## START Entries supplied
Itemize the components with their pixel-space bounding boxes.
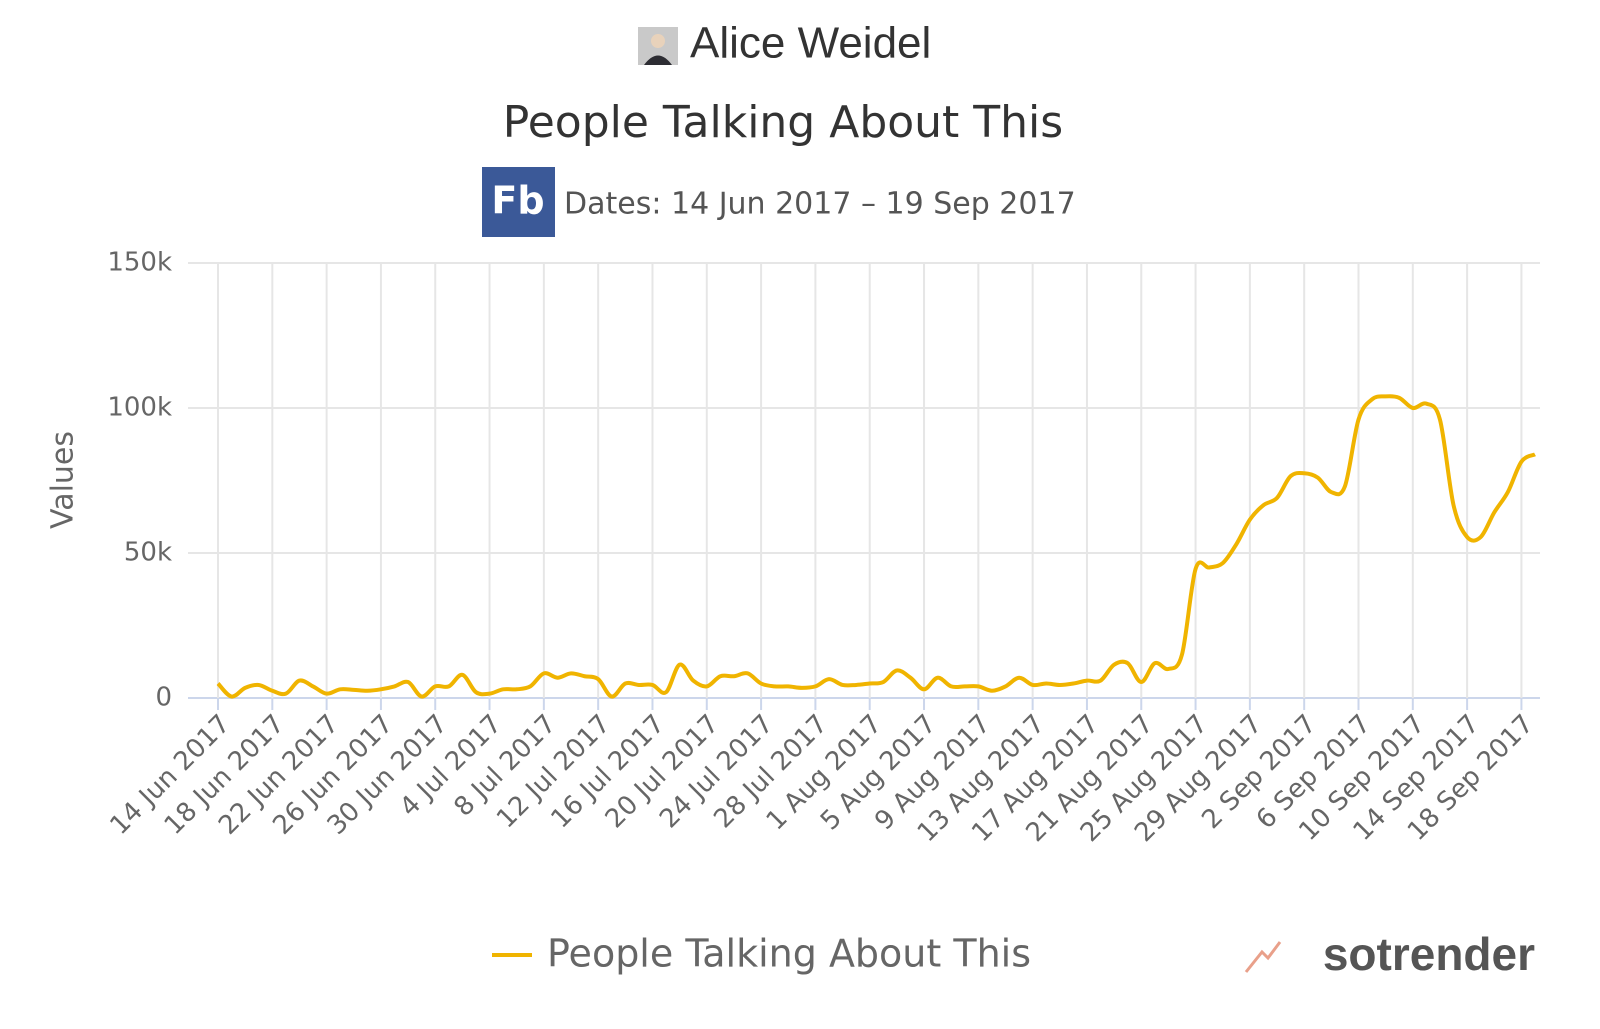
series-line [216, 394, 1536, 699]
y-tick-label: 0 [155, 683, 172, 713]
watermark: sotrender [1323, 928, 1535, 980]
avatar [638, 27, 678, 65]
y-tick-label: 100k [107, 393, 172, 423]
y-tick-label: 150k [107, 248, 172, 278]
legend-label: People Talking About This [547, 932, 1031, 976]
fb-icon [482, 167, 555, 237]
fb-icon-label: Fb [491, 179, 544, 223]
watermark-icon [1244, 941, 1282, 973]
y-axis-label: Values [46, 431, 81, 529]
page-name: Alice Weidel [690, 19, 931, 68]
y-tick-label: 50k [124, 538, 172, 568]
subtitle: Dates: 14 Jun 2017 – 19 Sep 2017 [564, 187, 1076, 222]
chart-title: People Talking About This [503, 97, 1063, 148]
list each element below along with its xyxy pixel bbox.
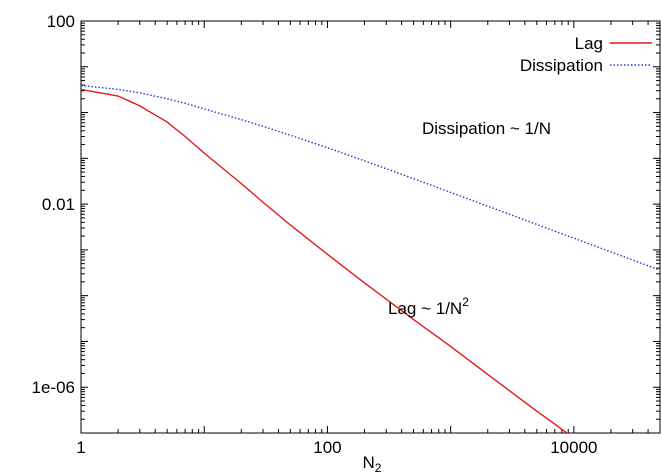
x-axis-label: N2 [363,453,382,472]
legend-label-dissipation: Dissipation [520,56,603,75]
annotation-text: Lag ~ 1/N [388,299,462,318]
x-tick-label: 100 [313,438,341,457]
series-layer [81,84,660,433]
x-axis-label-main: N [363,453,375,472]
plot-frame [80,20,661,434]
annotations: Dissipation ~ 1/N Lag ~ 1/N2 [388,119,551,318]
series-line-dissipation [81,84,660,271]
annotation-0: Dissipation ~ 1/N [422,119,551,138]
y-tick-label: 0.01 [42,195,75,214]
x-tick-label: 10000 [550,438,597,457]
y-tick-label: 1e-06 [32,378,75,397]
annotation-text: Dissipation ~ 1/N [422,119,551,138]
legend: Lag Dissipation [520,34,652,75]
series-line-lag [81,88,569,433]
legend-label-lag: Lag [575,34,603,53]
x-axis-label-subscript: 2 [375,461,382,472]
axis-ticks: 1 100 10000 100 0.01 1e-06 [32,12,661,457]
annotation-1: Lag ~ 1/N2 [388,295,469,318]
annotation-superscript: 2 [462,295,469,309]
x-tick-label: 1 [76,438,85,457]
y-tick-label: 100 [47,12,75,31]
## END Entries supplied
Reproduce the rows above with every "y-tick-label" swapped for "y-axis-tick" and nothing else changed, leaving out the pictures.

Finished task:
Itemize the components with their pixel-space bounding boxes.
series-line [216, 394, 1536, 699]
y-axis-tick: 0 [155, 683, 172, 713]
watermark: sotrender [1323, 928, 1535, 980]
avatar [638, 27, 678, 65]
y-axis-tick: 100k [107, 393, 172, 423]
y-axis-tick: 150k [107, 248, 172, 278]
legend-label: People Talking About This [547, 932, 1031, 976]
fb-icon [482, 167, 555, 237]
fb-icon-label: Fb [491, 179, 544, 223]
watermark-icon [1244, 941, 1282, 973]
y-axis-label: Values [46, 431, 81, 529]
page-name: Alice Weidel [690, 19, 931, 68]
y-axis-tick: 50k [124, 538, 172, 568]
subtitle: Dates: 14 Jun 2017 – 19 Sep 2017 [564, 187, 1076, 222]
chart-title: People Talking About This [503, 97, 1063, 148]
list each element below along with its xyxy pixel bbox.
x-axis-label: N2 [363,453,382,472]
legend-label-dissipation: Dissipation [520,56,603,75]
annotation-text: Lag ~ 1/N [388,299,462,318]
x-tick-label: 100 [313,438,341,457]
series-layer [81,84,660,433]
x-axis-label-main: N [363,453,375,472]
plot-frame [80,20,661,434]
annotations: Dissipation ~ 1/N Lag ~ 1/N2 [388,119,551,318]
series-line-dissipation [81,84,660,271]
annotation-0: Dissipation ~ 1/N [422,119,551,138]
y-axis-tick: 0.01 [42,195,75,214]
x-tick-label: 10000 [550,438,597,457]
y-axis-tick: 1e-06 [32,378,75,397]
annotation-text: Dissipation ~ 1/N [422,119,551,138]
legend: Lag Dissipation [520,34,652,75]
series-line-lag [81,88,569,433]
legend-label-lag: Lag [575,34,603,53]
x-axis-label-subscript: 2 [375,461,382,472]
axis-ticks: 1 100 10000 100 0.01 1e-06 [32,12,661,457]
annotation-1: Lag ~ 1/N2 [388,295,469,318]
annotation-superscript: 2 [462,295,469,309]
x-tick-label: 1 [76,438,85,457]
y-axis-tick: 100 [47,12,75,31]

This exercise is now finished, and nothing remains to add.